_WHAT THE TASK ASKS:_
Restate the records below word for word.

───── GIVEN RECORDS

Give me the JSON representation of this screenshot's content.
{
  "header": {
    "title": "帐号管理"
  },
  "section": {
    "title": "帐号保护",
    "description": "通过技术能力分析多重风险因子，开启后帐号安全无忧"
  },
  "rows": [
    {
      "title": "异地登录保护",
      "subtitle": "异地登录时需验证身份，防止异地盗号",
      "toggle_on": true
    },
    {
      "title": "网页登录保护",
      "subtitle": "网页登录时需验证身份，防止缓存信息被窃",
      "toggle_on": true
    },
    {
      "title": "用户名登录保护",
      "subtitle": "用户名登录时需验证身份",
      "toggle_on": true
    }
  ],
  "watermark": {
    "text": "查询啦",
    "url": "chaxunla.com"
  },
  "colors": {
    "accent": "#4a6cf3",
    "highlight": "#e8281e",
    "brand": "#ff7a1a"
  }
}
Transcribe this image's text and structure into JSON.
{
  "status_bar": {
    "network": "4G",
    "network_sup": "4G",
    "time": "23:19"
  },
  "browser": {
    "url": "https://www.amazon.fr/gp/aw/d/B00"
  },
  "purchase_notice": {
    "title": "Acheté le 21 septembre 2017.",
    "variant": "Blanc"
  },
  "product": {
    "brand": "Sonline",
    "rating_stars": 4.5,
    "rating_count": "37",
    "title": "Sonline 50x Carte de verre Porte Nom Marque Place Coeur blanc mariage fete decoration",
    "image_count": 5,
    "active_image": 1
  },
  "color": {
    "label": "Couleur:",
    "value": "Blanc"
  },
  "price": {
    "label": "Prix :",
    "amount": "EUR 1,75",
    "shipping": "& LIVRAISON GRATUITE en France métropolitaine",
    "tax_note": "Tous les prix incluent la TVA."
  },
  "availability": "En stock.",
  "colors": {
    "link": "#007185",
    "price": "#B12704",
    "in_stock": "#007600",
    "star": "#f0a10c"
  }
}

──────────

_THE RESPONSE:_
Give me the JSON representation of this screenshot's content.
{
  "header": {
    "title": "帐号管理"
  },
  "section": {
    "title": "帐号保护",
    "description": "通过技术能力分析多重风险因子，开启后帐号安全无忧"
  },
  "rows": [
    {
      "title": "异地登录保护",
      "subtitle": "异地登录时需验证身份，防止异地盗号",
      "toggle_on": true
    },
    {
      "title": "网页登录保护",
      "subtitle": "网页登录时需验证身份，防止缓存信息被窃",
      "toggle_on": true
    },
    {
      "title": "用户名登录保护",
      "subtitle": "用户名登录时需验证身份",
      "toggle_on": true
    }
  ],
  "watermark": {
    "text": "查询啦",
    "url": "chaxunla.com"
  },
  "colors": {
    "accent": "#4a6cf3",
    "highlight": "#e8281e",
    "brand": "#ff7a1a"
  }
}
Transcribe this image's text and structure into JSON.
{
  "status_bar": {
    "network": "4G",
    "network_sup": "4G",
    "time": "23:19"
  },
  "browser": {
    "url": "https://www.amazon.fr/gp/aw/d/B00"
  },
  "purchase_notice": {
    "title": "Acheté le 21 septembre 2017.",
    "variant": "Blanc"
  },
  "product": {
    "brand": "Sonline",
    "rating_stars": 4.5,
    "rating_count": "37",
    "title": "Sonline 50x Carte de verre Porte Nom Marque Place Coeur blanc mariage fete decoration",
    "image_count": 5,
    "active_image": 1
  },
  "color": {
    "label": "Couleur:",
    "value": "Blanc"
  },
  "price": {
    "label": "Prix :",
    "amount": "EUR 1,75",
    "shipping": "& LIVRAISON GRATUITE en France métropolitaine",
    "tax_note": "Tous les prix incluent la TVA."
  },
  "availability": "En stock.",
  "colors": {
    "link": "#007185",
    "price": "#B12704",
    "in_stock": "#007600",
    "star": "#f0a10c"
  }
}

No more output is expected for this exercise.